» What the exercise asks:
What follows is a listing to be transcribed exactly.

» The records:
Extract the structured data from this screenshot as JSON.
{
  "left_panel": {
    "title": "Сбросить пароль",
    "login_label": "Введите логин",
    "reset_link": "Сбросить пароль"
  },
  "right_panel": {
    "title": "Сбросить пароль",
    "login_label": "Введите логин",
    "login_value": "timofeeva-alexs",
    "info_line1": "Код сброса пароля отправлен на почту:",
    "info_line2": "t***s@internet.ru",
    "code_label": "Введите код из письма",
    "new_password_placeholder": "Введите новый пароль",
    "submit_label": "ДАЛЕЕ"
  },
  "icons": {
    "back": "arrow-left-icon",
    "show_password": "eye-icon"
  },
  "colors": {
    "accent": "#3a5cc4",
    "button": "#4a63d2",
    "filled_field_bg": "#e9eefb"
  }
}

» Complete answer:
Extract the structured data from this screenshot as JSON.
{
  "left_panel": {
    "title": "Сбросить пароль",
    "login_label": "Введите логин",
    "reset_link": "Сбросить пароль"
  },
  "right_panel": {
    "title": "Сбросить пароль",
    "login_label": "Введите логин",
    "login_value": "timofeeva-alexs",
    "info_line1": "Код сброса пароля отправлен на почту:",
    "info_line2": "t***s@internet.ru",
    "code_label": "Введите код из письма",
    "new_password_placeholder": "Введите новый пароль",
    "submit_label": "ДАЛЕЕ"
  },
  "icons": {
    "back": "arrow-left-icon",
    "show_password": "eye-icon"
  },
  "colors": {
    "accent": "#3a5cc4",
    "button": "#4a63d2",
    "filled_field_bg": "#e9eefb"
  }
}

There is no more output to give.